== Problem details ==
Switch every "folder-icon" in the rows below to "directory-icon" and reproduce the rows with nothing else altered.

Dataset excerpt
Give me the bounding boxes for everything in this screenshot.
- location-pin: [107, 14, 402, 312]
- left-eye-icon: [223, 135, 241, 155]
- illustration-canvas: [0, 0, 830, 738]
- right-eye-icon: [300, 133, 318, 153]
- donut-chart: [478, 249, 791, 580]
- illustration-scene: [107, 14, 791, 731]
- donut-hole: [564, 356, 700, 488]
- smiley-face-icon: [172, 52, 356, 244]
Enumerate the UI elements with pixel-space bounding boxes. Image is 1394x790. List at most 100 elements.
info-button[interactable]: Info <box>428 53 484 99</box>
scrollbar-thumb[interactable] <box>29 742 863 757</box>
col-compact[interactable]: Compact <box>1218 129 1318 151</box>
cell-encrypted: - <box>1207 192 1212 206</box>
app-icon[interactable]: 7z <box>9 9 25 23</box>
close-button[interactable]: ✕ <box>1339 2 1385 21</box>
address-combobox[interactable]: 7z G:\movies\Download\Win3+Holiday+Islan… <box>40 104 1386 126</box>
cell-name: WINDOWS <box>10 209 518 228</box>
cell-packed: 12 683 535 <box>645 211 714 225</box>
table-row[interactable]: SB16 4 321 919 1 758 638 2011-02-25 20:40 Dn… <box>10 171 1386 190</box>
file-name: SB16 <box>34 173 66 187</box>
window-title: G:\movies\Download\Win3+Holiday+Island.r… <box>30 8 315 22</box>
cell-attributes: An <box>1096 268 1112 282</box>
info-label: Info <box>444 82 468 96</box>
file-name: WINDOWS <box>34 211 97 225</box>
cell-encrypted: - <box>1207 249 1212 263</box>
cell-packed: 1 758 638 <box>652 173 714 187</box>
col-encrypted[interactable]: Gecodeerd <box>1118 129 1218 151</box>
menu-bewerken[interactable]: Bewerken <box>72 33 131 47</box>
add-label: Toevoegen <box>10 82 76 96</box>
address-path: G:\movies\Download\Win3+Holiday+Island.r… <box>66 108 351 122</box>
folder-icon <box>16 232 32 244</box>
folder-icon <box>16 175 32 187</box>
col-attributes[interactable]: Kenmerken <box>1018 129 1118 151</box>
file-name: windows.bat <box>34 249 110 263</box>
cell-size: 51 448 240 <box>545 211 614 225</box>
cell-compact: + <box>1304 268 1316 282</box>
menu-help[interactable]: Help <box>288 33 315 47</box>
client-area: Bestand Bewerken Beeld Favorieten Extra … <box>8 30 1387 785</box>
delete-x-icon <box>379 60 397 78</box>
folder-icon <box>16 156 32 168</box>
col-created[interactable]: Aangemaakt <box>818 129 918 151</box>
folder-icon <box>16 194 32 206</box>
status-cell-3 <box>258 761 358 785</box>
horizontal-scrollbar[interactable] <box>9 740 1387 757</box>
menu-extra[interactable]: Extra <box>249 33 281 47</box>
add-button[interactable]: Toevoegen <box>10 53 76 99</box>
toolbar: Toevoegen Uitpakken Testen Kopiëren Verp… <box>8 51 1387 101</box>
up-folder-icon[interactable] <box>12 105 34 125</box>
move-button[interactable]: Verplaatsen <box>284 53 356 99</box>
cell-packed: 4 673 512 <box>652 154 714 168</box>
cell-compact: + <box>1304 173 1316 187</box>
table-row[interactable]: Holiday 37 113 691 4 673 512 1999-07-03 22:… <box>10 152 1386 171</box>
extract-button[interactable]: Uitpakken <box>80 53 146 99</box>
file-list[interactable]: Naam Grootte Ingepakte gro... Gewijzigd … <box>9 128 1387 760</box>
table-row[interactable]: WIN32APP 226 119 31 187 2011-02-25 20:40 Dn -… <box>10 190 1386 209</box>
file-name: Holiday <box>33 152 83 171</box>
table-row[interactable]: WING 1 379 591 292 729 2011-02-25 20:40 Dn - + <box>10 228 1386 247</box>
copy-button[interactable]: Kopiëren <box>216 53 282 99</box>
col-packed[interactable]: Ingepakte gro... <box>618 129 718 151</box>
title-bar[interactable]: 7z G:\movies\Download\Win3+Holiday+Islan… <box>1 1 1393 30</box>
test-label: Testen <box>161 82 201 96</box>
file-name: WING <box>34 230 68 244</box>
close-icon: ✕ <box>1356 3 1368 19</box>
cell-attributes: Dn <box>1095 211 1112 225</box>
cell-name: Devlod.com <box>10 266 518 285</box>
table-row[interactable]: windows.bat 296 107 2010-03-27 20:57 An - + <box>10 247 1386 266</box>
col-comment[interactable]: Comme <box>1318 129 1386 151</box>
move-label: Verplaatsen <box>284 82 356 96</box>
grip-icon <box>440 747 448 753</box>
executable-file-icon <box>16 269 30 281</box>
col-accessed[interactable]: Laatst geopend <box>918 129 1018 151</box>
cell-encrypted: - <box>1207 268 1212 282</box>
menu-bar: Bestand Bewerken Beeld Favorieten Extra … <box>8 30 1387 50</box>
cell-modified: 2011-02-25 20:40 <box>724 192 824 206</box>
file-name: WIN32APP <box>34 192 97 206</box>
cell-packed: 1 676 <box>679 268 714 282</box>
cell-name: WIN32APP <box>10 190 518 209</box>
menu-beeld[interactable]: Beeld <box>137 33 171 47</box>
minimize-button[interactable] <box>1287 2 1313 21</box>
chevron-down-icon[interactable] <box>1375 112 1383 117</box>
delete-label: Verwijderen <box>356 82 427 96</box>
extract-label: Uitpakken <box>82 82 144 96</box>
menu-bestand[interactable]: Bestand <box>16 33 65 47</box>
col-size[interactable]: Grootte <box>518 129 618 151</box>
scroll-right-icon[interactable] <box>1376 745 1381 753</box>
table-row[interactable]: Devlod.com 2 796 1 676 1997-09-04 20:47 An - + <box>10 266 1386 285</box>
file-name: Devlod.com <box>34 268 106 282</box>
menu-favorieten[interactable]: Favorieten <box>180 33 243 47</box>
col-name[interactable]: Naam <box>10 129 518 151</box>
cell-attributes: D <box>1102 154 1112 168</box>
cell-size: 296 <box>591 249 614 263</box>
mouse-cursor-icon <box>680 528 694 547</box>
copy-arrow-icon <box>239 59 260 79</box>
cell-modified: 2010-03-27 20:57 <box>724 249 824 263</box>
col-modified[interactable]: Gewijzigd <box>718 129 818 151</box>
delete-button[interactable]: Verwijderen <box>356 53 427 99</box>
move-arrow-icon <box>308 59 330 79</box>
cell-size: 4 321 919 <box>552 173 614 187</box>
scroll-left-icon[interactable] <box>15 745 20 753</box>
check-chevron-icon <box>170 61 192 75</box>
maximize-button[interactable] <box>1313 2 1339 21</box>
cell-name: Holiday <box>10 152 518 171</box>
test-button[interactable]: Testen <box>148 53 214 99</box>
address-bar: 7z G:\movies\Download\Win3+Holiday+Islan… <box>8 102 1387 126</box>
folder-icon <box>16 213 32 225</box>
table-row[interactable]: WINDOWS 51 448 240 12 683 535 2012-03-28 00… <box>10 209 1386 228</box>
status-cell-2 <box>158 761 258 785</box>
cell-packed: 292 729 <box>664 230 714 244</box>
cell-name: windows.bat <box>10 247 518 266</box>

== Finished task ==
Give me the bounding boxes for everything in this screenshot.
- location-pin: [107, 14, 402, 312]
- left-eye-icon: [223, 135, 241, 155]
- illustration-canvas: [0, 0, 830, 738]
- right-eye-icon: [300, 133, 318, 153]
- donut-chart: [478, 249, 791, 580]
- illustration-scene: [107, 14, 791, 731]
- donut-hole: [564, 356, 700, 488]
- smiley-face-icon: [172, 52, 356, 244]
Enumerate the UI elements with pixel-space bounding boxes. Image is 1394x790. List at most 100 elements.
info-button[interactable]: Info <box>428 53 484 99</box>
scrollbar-thumb[interactable] <box>29 742 863 757</box>
col-compact[interactable]: Compact <box>1218 129 1318 151</box>
cell-encrypted: - <box>1207 192 1212 206</box>
app-icon[interactable]: 7z <box>9 9 25 23</box>
close-button[interactable]: ✕ <box>1339 2 1385 21</box>
address-combobox[interactable]: 7z G:\movies\Download\Win3+Holiday+Islan… <box>40 104 1386 126</box>
cell-name: WINDOWS <box>10 209 518 228</box>
cell-packed: 12 683 535 <box>645 211 714 225</box>
table-row[interactable]: SB16 4 321 919 1 758 638 2011-02-25 20:40 Dn… <box>10 171 1386 190</box>
file-name: SB16 <box>34 173 66 187</box>
window-title: G:\movies\Download\Win3+Holiday+Island.r… <box>30 8 315 22</box>
cell-attributes: An <box>1096 268 1112 282</box>
info-label: Info <box>444 82 468 96</box>
file-name: WINDOWS <box>34 211 97 225</box>
cell-encrypted: - <box>1207 249 1212 263</box>
cell-packed: 1 758 638 <box>652 173 714 187</box>
col-encrypted[interactable]: Gecodeerd <box>1118 129 1218 151</box>
menu-bewerken[interactable]: Bewerken <box>72 33 131 47</box>
add-label: Toevoegen <box>10 82 76 96</box>
address-path: G:\movies\Download\Win3+Holiday+Island.r… <box>66 108 351 122</box>
directory-icon <box>16 232 32 244</box>
directory-icon <box>16 175 32 187</box>
col-attributes[interactable]: Kenmerken <box>1018 129 1118 151</box>
file-name: windows.bat <box>34 249 110 263</box>
cell-size: 51 448 240 <box>545 211 614 225</box>
cell-compact: + <box>1304 268 1316 282</box>
menu-help[interactable]: Help <box>288 33 315 47</box>
client-area: Bestand Bewerken Beeld Favorieten Extra … <box>8 30 1387 785</box>
delete-x-icon <box>379 60 397 78</box>
directory-icon <box>16 156 32 168</box>
col-created[interactable]: Aangemaakt <box>818 129 918 151</box>
directory-icon <box>16 194 32 206</box>
status-cell-3 <box>258 761 358 785</box>
horizontal-scrollbar[interactable] <box>9 740 1387 757</box>
menu-extra[interactable]: Extra <box>249 33 281 47</box>
add-button[interactable]: Toevoegen <box>10 53 76 99</box>
toolbar: Toevoegen Uitpakken Testen Kopiëren Verp… <box>8 51 1387 101</box>
up-directory-icon[interactable] <box>12 105 34 125</box>
move-button[interactable]: Verplaatsen <box>284 53 356 99</box>
cell-packed: 4 673 512 <box>652 154 714 168</box>
cell-compact: + <box>1304 173 1316 187</box>
table-row[interactable]: Holiday 37 113 691 4 673 512 1999-07-03 22:… <box>10 152 1386 171</box>
extract-button[interactable]: Uitpakken <box>80 53 146 99</box>
file-list[interactable]: Naam Grootte Ingepakte gro... Gewijzigd … <box>9 128 1387 760</box>
table-row[interactable]: WIN32APP 226 119 31 187 2011-02-25 20:40 Dn -… <box>10 190 1386 209</box>
file-name: Holiday <box>33 152 83 171</box>
table-row[interactable]: WING 1 379 591 292 729 2011-02-25 20:40 Dn - + <box>10 228 1386 247</box>
copy-button[interactable]: Kopiëren <box>216 53 282 99</box>
col-packed[interactable]: Ingepakte gro... <box>618 129 718 151</box>
title-bar[interactable]: 7z G:\movies\Download\Win3+Holiday+Islan… <box>1 1 1393 30</box>
test-label: Testen <box>161 82 201 96</box>
file-name: WING <box>34 230 68 244</box>
close-icon: ✕ <box>1356 3 1368 19</box>
cell-attributes: Dn <box>1095 211 1112 225</box>
cell-name: Devlod.com <box>10 266 518 285</box>
table-row[interactable]: windows.bat 296 107 2010-03-27 20:57 An - + <box>10 247 1386 266</box>
col-comment[interactable]: Comme <box>1318 129 1386 151</box>
move-label: Verplaatsen <box>284 82 356 96</box>
grip-icon <box>440 747 448 753</box>
executable-file-icon <box>16 269 30 281</box>
col-accessed[interactable]: Laatst geopend <box>918 129 1018 151</box>
cell-encrypted: - <box>1207 268 1212 282</box>
menu-bar: Bestand Bewerken Beeld Favorieten Extra … <box>8 30 1387 50</box>
cell-modified: 2011-02-25 20:40 <box>724 192 824 206</box>
file-name: WIN32APP <box>34 192 97 206</box>
cell-packed: 1 676 <box>679 268 714 282</box>
cell-name: WIN32APP <box>10 190 518 209</box>
menu-beeld[interactable]: Beeld <box>137 33 171 47</box>
minimize-button[interactable] <box>1287 2 1313 21</box>
chevron-down-icon[interactable] <box>1375 112 1383 117</box>
delete-label: Verwijderen <box>356 82 427 96</box>
extract-label: Uitpakken <box>82 82 144 96</box>
menu-bestand[interactable]: Bestand <box>16 33 65 47</box>
col-size[interactable]: Grootte <box>518 129 618 151</box>
scroll-right-icon[interactable] <box>1376 745 1381 753</box>
table-row[interactable]: Devlod.com 2 796 1 676 1997-09-04 20:47 An - + <box>10 266 1386 285</box>
file-name: Devlod.com <box>34 268 106 282</box>
menu-favorieten[interactable]: Favorieten <box>180 33 243 47</box>
col-name[interactable]: Naam <box>10 129 518 151</box>
cell-attributes: D <box>1102 154 1112 168</box>
cell-size: 296 <box>591 249 614 263</box>
mouse-cursor-icon <box>680 528 694 547</box>
copy-arrow-icon <box>239 59 260 79</box>
cell-modified: 2010-03-27 20:57 <box>724 249 824 263</box>
col-modified[interactable]: Gewijzigd <box>718 129 818 151</box>
delete-button[interactable]: Verwijderen <box>356 53 427 99</box>
move-arrow-icon <box>308 59 330 79</box>
cell-size: 4 321 919 <box>552 173 614 187</box>
scroll-left-icon[interactable] <box>15 745 20 753</box>
check-chevron-icon <box>170 61 192 75</box>
maximize-button[interactable] <box>1313 2 1339 21</box>
cell-name: Holiday <box>10 152 518 171</box>
test-button[interactable]: Testen <box>148 53 214 99</box>
address-bar: 7z G:\movies\Download\Win3+Holiday+Islan… <box>8 102 1387 126</box>
directory-icon <box>16 213 32 225</box>
table-row[interactable]: WINDOWS 51 448 240 12 683 535 2012-03-28 00… <box>10 209 1386 228</box>
status-cell-2 <box>158 761 258 785</box>
cell-packed: 292 729 <box>664 230 714 244</box>
cell-name: windows.bat <box>10 247 518 266</box>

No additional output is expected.